*Records provided*:
## Start

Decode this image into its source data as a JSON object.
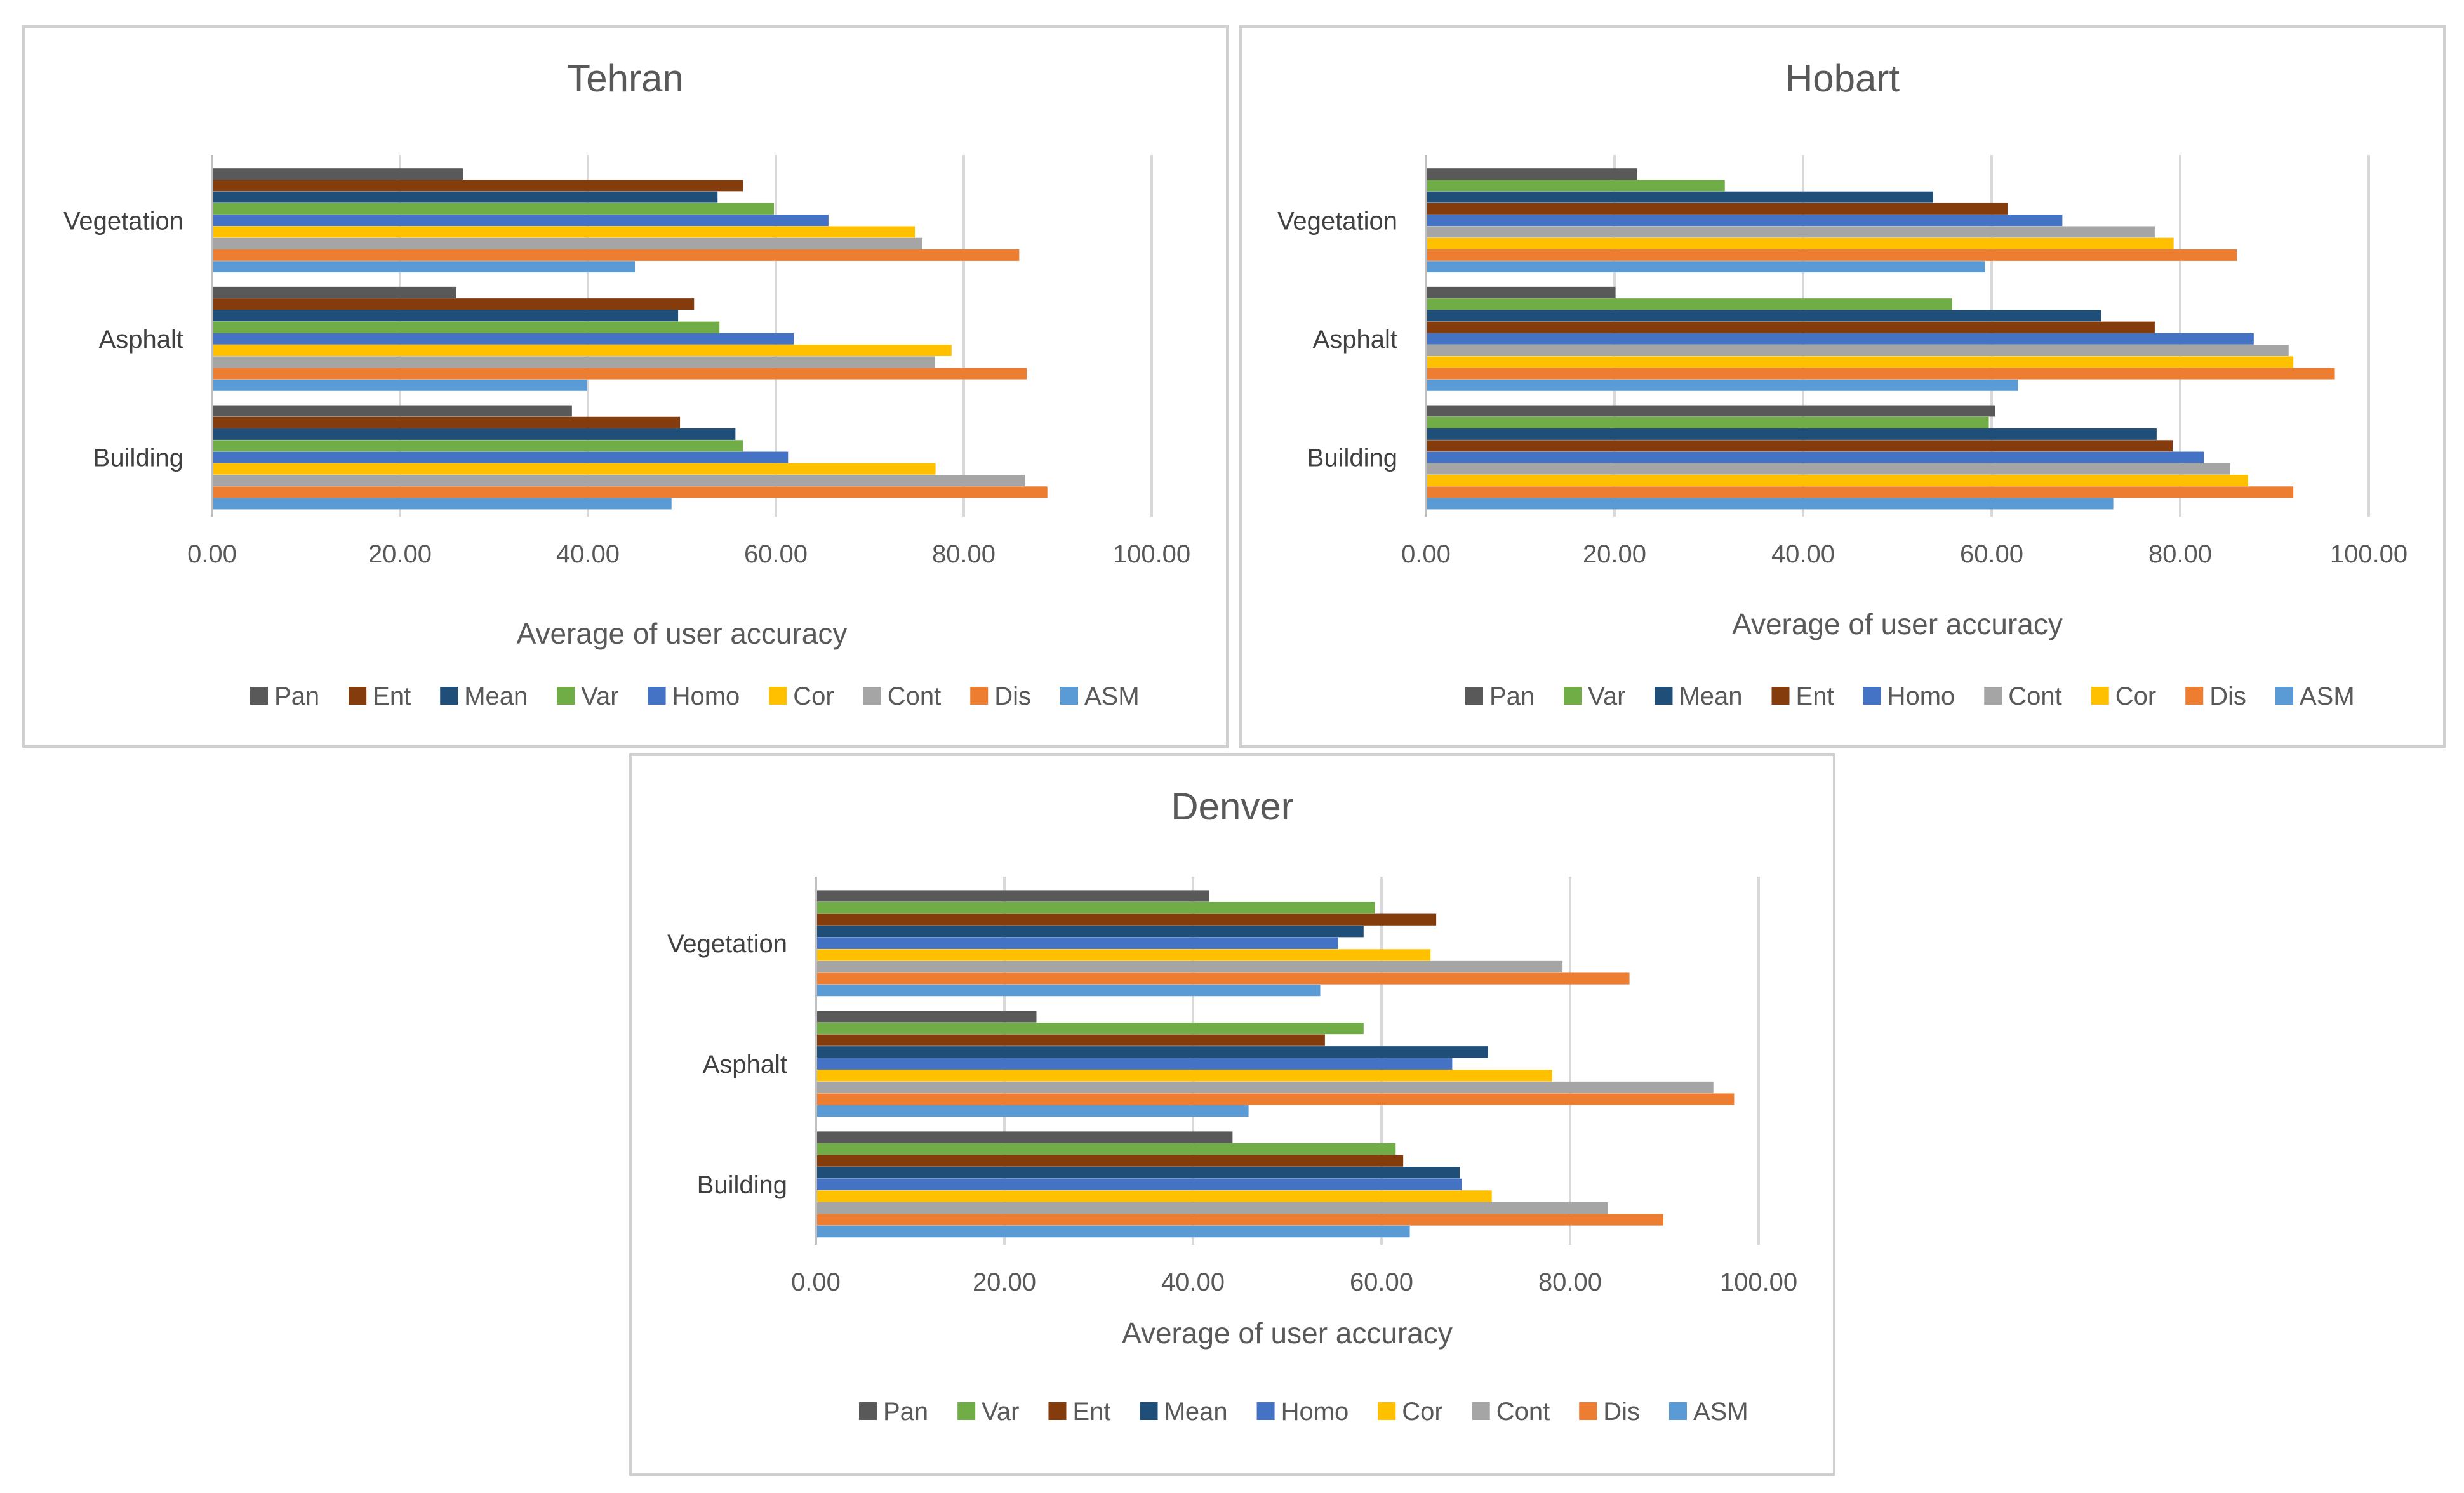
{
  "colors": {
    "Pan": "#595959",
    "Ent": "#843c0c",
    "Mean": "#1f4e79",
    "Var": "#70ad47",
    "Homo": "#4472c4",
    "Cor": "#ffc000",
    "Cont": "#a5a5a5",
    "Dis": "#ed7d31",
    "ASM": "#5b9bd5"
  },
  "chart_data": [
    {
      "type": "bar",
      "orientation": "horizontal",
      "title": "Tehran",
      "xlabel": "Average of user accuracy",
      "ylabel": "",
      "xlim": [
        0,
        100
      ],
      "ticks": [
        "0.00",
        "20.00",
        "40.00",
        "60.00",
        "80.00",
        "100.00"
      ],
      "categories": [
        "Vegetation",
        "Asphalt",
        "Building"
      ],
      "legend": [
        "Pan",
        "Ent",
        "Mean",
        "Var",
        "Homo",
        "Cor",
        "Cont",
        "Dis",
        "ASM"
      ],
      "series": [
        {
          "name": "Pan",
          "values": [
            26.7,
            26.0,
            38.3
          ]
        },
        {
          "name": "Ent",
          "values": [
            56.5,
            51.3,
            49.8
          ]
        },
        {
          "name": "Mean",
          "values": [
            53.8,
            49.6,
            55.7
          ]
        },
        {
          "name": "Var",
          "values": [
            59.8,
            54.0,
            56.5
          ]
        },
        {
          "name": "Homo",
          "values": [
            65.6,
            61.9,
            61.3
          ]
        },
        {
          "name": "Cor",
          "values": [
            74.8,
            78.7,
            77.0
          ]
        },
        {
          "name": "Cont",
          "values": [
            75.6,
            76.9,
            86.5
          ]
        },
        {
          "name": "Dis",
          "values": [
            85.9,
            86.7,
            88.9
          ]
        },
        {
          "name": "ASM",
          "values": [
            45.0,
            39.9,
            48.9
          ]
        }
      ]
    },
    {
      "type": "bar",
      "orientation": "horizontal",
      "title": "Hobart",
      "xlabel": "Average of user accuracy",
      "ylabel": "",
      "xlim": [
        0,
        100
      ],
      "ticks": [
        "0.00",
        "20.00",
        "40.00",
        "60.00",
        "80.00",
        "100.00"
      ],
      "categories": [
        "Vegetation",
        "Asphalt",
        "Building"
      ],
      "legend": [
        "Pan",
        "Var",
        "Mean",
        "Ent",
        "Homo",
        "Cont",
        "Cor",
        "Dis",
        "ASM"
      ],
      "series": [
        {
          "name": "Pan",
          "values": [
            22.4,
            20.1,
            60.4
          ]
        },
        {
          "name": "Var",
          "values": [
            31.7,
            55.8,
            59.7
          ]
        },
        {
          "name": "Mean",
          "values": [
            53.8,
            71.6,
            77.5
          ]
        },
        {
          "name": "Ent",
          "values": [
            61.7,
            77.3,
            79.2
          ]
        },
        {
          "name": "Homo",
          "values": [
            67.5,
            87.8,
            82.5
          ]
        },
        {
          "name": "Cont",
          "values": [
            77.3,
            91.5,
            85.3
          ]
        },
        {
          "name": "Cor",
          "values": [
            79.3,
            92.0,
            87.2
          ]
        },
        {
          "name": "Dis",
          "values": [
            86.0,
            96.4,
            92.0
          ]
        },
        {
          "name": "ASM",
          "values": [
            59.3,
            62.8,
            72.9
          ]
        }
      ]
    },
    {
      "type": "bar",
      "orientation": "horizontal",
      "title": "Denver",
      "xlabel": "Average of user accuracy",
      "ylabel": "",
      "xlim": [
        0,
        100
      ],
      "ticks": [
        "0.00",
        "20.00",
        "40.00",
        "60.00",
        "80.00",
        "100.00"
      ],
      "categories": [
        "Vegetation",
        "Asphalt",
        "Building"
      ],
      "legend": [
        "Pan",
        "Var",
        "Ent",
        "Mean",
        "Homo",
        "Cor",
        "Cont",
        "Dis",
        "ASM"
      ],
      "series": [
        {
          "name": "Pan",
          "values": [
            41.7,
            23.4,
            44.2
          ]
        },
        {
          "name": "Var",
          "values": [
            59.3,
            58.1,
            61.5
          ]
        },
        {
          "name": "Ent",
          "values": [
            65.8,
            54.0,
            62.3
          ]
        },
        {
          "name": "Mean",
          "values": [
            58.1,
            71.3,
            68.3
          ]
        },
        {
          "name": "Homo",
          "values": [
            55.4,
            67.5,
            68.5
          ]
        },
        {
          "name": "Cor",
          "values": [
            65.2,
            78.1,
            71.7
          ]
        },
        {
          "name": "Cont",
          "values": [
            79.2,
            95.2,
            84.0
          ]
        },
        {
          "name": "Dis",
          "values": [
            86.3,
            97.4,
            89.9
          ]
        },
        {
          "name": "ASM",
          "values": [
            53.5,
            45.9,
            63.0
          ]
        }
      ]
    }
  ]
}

## End

*Stated problem*:
Return each line exactly as written. Any picture gets left out.

*Result for this exercise*:
Decode this image into its source data as a JSON object.
{
  "colors": {
    "Pan": "#595959",
    "Ent": "#843c0c",
    "Mean": "#1f4e79",
    "Var": "#70ad47",
    "Homo": "#4472c4",
    "Cor": "#ffc000",
    "Cont": "#a5a5a5",
    "Dis": "#ed7d31",
    "ASM": "#5b9bd5"
  },
  "chart_data": [
    {
      "type": "bar",
      "orientation": "horizontal",
      "title": "Tehran",
      "xlabel": "Average of user accuracy",
      "ylabel": "",
      "xlim": [
        0,
        100
      ],
      "ticks": [
        "0.00",
        "20.00",
        "40.00",
        "60.00",
        "80.00",
        "100.00"
      ],
      "categories": [
        "Vegetation",
        "Asphalt",
        "Building"
      ],
      "legend": [
        "Pan",
        "Ent",
        "Mean",
        "Var",
        "Homo",
        "Cor",
        "Cont",
        "Dis",
        "ASM"
      ],
      "series": [
        {
          "name": "Pan",
          "values": [
            26.7,
            26.0,
            38.3
          ]
        },
        {
          "name": "Ent",
          "values": [
            56.5,
            51.3,
            49.8
          ]
        },
        {
          "name": "Mean",
          "values": [
            53.8,
            49.6,
            55.7
          ]
        },
        {
          "name": "Var",
          "values": [
            59.8,
            54.0,
            56.5
          ]
        },
        {
          "name": "Homo",
          "values": [
            65.6,
            61.9,
            61.3
          ]
        },
        {
          "name": "Cor",
          "values": [
            74.8,
            78.7,
            77.0
          ]
        },
        {
          "name": "Cont",
          "values": [
            75.6,
            76.9,
            86.5
          ]
        },
        {
          "name": "Dis",
          "values": [
            85.9,
            86.7,
            88.9
          ]
        },
        {
          "name": "ASM",
          "values": [
            45.0,
            39.9,
            48.9
          ]
        }
      ]
    },
    {
      "type": "bar",
      "orientation": "horizontal",
      "title": "Hobart",
      "xlabel": "Average of user accuracy",
      "ylabel": "",
      "xlim": [
        0,
        100
      ],
      "ticks": [
        "0.00",
        "20.00",
        "40.00",
        "60.00",
        "80.00",
        "100.00"
      ],
      "categories": [
        "Vegetation",
        "Asphalt",
        "Building"
      ],
      "legend": [
        "Pan",
        "Var",
        "Mean",
        "Ent",
        "Homo",
        "Cont",
        "Cor",
        "Dis",
        "ASM"
      ],
      "series": [
        {
          "name": "Pan",
          "values": [
            22.4,
            20.1,
            60.4
          ]
        },
        {
          "name": "Var",
          "values": [
            31.7,
            55.8,
            59.7
          ]
        },
        {
          "name": "Mean",
          "values": [
            53.8,
            71.6,
            77.5
          ]
        },
        {
          "name": "Ent",
          "values": [
            61.7,
            77.3,
            79.2
          ]
        },
        {
          "name": "Homo",
          "values": [
            67.5,
            87.8,
            82.5
          ]
        },
        {
          "name": "Cont",
          "values": [
            77.3,
            91.5,
            85.3
          ]
        },
        {
          "name": "Cor",
          "values": [
            79.3,
            92.0,
            87.2
          ]
        },
        {
          "name": "Dis",
          "values": [
            86.0,
            96.4,
            92.0
          ]
        },
        {
          "name": "ASM",
          "values": [
            59.3,
            62.8,
            72.9
          ]
        }
      ]
    },
    {
      "type": "bar",
      "orientation": "horizontal",
      "title": "Denver",
      "xlabel": "Average of user accuracy",
      "ylabel": "",
      "xlim": [
        0,
        100
      ],
      "ticks": [
        "0.00",
        "20.00",
        "40.00",
        "60.00",
        "80.00",
        "100.00"
      ],
      "categories": [
        "Vegetation",
        "Asphalt",
        "Building"
      ],
      "legend": [
        "Pan",
        "Var",
        "Ent",
        "Mean",
        "Homo",
        "Cor",
        "Cont",
        "Dis",
        "ASM"
      ],
      "series": [
        {
          "name": "Pan",
          "values": [
            41.7,
            23.4,
            44.2
          ]
        },
        {
          "name": "Var",
          "values": [
            59.3,
            58.1,
            61.5
          ]
        },
        {
          "name": "Ent",
          "values": [
            65.8,
            54.0,
            62.3
          ]
        },
        {
          "name": "Mean",
          "values": [
            58.1,
            71.3,
            68.3
          ]
        },
        {
          "name": "Homo",
          "values": [
            55.4,
            67.5,
            68.5
          ]
        },
        {
          "name": "Cor",
          "values": [
            65.2,
            78.1,
            71.7
          ]
        },
        {
          "name": "Cont",
          "values": [
            79.2,
            95.2,
            84.0
          ]
        },
        {
          "name": "Dis",
          "values": [
            86.3,
            97.4,
            89.9
          ]
        },
        {
          "name": "ASM",
          "values": [
            53.5,
            45.9,
            63.0
          ]
        }
      ]
    }
  ]
}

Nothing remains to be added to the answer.